### [Task to carry out]
Swap every "Netherlands" in the lines below for "Belgium", and leave everything else as it is.

### [Excerpted data]
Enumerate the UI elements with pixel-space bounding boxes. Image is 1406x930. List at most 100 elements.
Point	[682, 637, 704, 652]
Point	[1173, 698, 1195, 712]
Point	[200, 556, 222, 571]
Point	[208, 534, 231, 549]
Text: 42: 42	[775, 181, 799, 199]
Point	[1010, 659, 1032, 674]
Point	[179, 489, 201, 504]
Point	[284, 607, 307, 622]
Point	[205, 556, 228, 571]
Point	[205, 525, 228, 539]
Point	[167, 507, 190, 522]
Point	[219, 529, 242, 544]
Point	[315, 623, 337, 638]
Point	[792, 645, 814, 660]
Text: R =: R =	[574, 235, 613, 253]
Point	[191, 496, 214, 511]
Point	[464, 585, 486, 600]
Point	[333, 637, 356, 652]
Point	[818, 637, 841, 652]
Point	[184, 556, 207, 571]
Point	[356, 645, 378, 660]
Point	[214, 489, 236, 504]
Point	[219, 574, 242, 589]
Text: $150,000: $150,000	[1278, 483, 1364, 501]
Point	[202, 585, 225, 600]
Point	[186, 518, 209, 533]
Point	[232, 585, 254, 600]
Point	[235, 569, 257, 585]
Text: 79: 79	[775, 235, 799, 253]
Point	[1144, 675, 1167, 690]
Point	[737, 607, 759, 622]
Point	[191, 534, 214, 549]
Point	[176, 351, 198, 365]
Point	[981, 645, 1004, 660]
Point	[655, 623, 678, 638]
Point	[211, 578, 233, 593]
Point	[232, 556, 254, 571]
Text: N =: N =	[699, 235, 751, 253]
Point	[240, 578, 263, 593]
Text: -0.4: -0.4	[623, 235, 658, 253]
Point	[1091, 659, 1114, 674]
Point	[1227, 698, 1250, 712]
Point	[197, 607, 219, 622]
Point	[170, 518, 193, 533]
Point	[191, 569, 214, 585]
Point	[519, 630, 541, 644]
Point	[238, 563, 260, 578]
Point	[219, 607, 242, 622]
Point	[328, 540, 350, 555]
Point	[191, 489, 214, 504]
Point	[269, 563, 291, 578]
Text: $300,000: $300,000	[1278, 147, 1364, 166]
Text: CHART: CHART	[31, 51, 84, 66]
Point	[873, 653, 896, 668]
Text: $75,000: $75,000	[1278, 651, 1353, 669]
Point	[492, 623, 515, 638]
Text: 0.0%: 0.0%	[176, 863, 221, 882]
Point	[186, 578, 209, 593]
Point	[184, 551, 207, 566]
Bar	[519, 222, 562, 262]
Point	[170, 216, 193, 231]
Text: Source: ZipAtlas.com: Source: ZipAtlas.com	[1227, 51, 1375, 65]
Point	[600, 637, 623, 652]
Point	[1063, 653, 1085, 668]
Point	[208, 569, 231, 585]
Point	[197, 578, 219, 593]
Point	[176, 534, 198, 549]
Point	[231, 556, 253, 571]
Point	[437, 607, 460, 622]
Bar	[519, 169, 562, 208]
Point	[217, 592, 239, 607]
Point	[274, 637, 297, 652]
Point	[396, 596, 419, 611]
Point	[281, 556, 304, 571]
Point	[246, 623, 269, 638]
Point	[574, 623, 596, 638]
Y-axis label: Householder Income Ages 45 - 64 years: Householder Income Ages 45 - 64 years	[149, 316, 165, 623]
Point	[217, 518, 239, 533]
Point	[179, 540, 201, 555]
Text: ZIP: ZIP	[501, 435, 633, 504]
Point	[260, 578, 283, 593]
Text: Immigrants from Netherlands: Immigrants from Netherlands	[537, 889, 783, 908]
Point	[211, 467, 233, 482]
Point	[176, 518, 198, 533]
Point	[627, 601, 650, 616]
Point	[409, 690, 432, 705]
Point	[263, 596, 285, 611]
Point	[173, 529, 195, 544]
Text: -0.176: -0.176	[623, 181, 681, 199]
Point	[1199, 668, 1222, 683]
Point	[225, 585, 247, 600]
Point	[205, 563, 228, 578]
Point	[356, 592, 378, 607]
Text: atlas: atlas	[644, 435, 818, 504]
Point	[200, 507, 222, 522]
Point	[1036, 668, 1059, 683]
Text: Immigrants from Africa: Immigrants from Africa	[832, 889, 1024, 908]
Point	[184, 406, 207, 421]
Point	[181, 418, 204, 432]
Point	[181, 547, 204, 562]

### [Full output]
Enumerate the UI elements with pixel-space bounding boxes. Image is 1406x930. List at most 100 elements.
Point	[682, 637, 704, 652]
Point	[1173, 698, 1195, 712]
Point	[200, 556, 222, 571]
Point	[208, 534, 231, 549]
Text: 42: 42	[775, 181, 799, 199]
Point	[1010, 659, 1032, 674]
Point	[179, 489, 201, 504]
Point	[284, 607, 307, 622]
Point	[205, 556, 228, 571]
Point	[205, 525, 228, 539]
Point	[167, 507, 190, 522]
Point	[219, 529, 242, 544]
Point	[315, 623, 337, 638]
Point	[792, 645, 814, 660]
Text: R =: R =	[574, 235, 613, 253]
Point	[191, 496, 214, 511]
Point	[464, 585, 486, 600]
Point	[333, 637, 356, 652]
Point	[818, 637, 841, 652]
Point	[184, 556, 207, 571]
Point	[356, 645, 378, 660]
Point	[214, 489, 236, 504]
Point	[219, 574, 242, 589]
Text: $150,000: $150,000	[1278, 483, 1364, 501]
Point	[202, 585, 225, 600]
Point	[186, 518, 209, 533]
Point	[232, 585, 254, 600]
Point	[235, 569, 257, 585]
Text: 79: 79	[775, 235, 799, 253]
Point	[1144, 675, 1167, 690]
Point	[737, 607, 759, 622]
Point	[191, 534, 214, 549]
Point	[176, 351, 198, 365]
Point	[981, 645, 1004, 660]
Point	[655, 623, 678, 638]
Point	[211, 578, 233, 593]
Point	[232, 556, 254, 571]
Text: N =: N =	[699, 235, 751, 253]
Point	[240, 578, 263, 593]
Text: -0.4: -0.4	[623, 235, 658, 253]
Point	[1091, 659, 1114, 674]
Point	[1227, 698, 1250, 712]
Point	[197, 607, 219, 622]
Point	[170, 518, 193, 533]
Point	[191, 569, 214, 585]
Point	[519, 630, 541, 644]
Point	[238, 563, 260, 578]
Point	[219, 607, 242, 622]
Point	[328, 540, 350, 555]
Point	[191, 489, 214, 504]
Point	[269, 563, 291, 578]
Text: $300,000: $300,000	[1278, 147, 1364, 166]
Text: CHART: CHART	[31, 51, 84, 66]
Point	[873, 653, 896, 668]
Text: $75,000: $75,000	[1278, 651, 1353, 669]
Point	[492, 623, 515, 638]
Text: 0.0%: 0.0%	[176, 863, 221, 882]
Point	[186, 578, 209, 593]
Point	[184, 551, 207, 566]
Bar	[519, 222, 562, 262]
Point	[170, 216, 193, 231]
Text: Source: ZipAtlas.com: Source: ZipAtlas.com	[1227, 51, 1375, 65]
Point	[600, 637, 623, 652]
Point	[1063, 653, 1085, 668]
Point	[208, 569, 231, 585]
Point	[197, 578, 219, 593]
Point	[176, 534, 198, 549]
Point	[231, 556, 253, 571]
Point	[437, 607, 460, 622]
Bar	[519, 169, 562, 208]
Point	[217, 592, 239, 607]
Point	[274, 637, 297, 652]
Point	[396, 596, 419, 611]
Point	[281, 556, 304, 571]
Point	[246, 623, 269, 638]
Point	[574, 623, 596, 638]
Y-axis label: Householder Income Ages 45 - 64 years: Householder Income Ages 45 - 64 years	[149, 316, 165, 623]
Point	[217, 518, 239, 533]
Point	[179, 540, 201, 555]
Text: ZIP: ZIP	[501, 435, 633, 504]
Point	[260, 578, 283, 593]
Text: Immigrants from Belgium: Immigrants from Belgium	[537, 889, 783, 908]
Point	[211, 467, 233, 482]
Point	[176, 518, 198, 533]
Point	[627, 601, 650, 616]
Point	[409, 690, 432, 705]
Point	[263, 596, 285, 611]
Point	[173, 529, 195, 544]
Text: -0.176: -0.176	[623, 181, 681, 199]
Point	[1199, 668, 1222, 683]
Point	[225, 585, 247, 600]
Point	[205, 563, 228, 578]
Point	[356, 592, 378, 607]
Text: atlas: atlas	[644, 435, 818, 504]
Point	[200, 507, 222, 522]
Point	[1036, 668, 1059, 683]
Text: Immigrants from Africa: Immigrants from Africa	[832, 889, 1024, 908]
Point	[184, 406, 207, 421]
Point	[181, 418, 204, 432]
Point	[181, 547, 204, 562]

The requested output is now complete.